# [SHORT TASK]
Repeat each line of the material exactly.

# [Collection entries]

— START —

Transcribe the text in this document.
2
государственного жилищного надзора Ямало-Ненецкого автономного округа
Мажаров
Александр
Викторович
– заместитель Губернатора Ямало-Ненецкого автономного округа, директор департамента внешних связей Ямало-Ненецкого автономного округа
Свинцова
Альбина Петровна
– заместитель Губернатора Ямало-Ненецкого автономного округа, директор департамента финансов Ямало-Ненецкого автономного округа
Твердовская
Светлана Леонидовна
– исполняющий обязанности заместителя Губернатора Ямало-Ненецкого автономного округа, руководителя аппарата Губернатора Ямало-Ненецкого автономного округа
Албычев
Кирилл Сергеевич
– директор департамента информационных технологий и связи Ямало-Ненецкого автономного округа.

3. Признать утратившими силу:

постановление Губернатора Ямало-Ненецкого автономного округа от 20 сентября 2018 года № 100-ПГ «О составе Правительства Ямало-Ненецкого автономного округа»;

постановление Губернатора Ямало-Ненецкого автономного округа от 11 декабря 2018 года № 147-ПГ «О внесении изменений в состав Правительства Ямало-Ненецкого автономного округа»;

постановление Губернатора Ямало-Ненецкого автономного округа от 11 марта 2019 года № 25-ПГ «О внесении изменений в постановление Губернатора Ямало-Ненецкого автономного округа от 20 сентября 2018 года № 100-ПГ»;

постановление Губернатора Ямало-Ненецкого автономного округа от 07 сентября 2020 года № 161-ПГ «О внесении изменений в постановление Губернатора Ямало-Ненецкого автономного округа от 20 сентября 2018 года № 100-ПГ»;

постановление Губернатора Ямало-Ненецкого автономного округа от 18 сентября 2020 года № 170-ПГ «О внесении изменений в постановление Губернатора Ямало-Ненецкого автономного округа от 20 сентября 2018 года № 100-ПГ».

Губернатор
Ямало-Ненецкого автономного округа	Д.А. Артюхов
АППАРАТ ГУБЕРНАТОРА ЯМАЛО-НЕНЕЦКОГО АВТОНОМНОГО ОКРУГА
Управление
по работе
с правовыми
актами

— END —

# [ANSWER]
Transcribe the text in this document.
2
государственного жилищного надзора Ямало-Ненецкого автономного округа
Мажаров
Александр
Викторович
– заместитель Губернатора Ямало-Ненецкого автономного округа, директор департамента внешних связей Ямало-Ненецкого автономного округа
Свинцова
Альбина Петровна
– заместитель Губернатора Ямало-Ненецкого автономного округа, директор департамента финансов Ямало-Ненецкого автономного округа
Твердовская
Светлана Леонидовна
– исполняющий обязанности заместителя Губернатора Ямало-Ненецкого автономного округа, руководителя аппарата Губернатора Ямало-Ненецкого автономного округа
Албычев
Кирилл Сергеевич
– директор департамента информационных технологий и связи Ямало-Ненецкого автономного округа.

3. Признать утратившими силу:

постановление Губернатора Ямало-Ненецкого автономного округа от 20 сентября 2018 года № 100-ПГ «О составе Правительства Ямало-Ненецкого автономного округа»;

постановление Губернатора Ямало-Ненецкого автономного округа от 11 декабря 2018 года № 147-ПГ «О внесении изменений в состав Правительства Ямало-Ненецкого автономного округа»;

постановление Губернатора Ямало-Ненецкого автономного округа от 11 марта 2019 года № 25-ПГ «О внесении изменений в постановление Губернатора Ямало-Ненецкого автономного округа от 20 сентября 2018 года № 100-ПГ»;

постановление Губернатора Ямало-Ненецкого автономного округа от 07 сентября 2020 года № 161-ПГ «О внесении изменений в постановление Губернатора Ямало-Ненецкого автономного округа от 20 сентября 2018 года № 100-ПГ»;

постановление Губернатора Ямало-Ненецкого автономного округа от 18 сентября 2020 года № 170-ПГ «О внесении изменений в постановление Губернатора Ямало-Ненецкого автономного округа от 20 сентября 2018 года № 100-ПГ».

Губернатор
Ямало-Ненецкого автономного округа	Д.А. Артюхов
АППАРАТ ГУБЕРНАТОРА ЯМАЛО-НЕНЕЦКОГО АВТОНОМНОГО ОКРУГА
Управление
по работе
с правовыми
актами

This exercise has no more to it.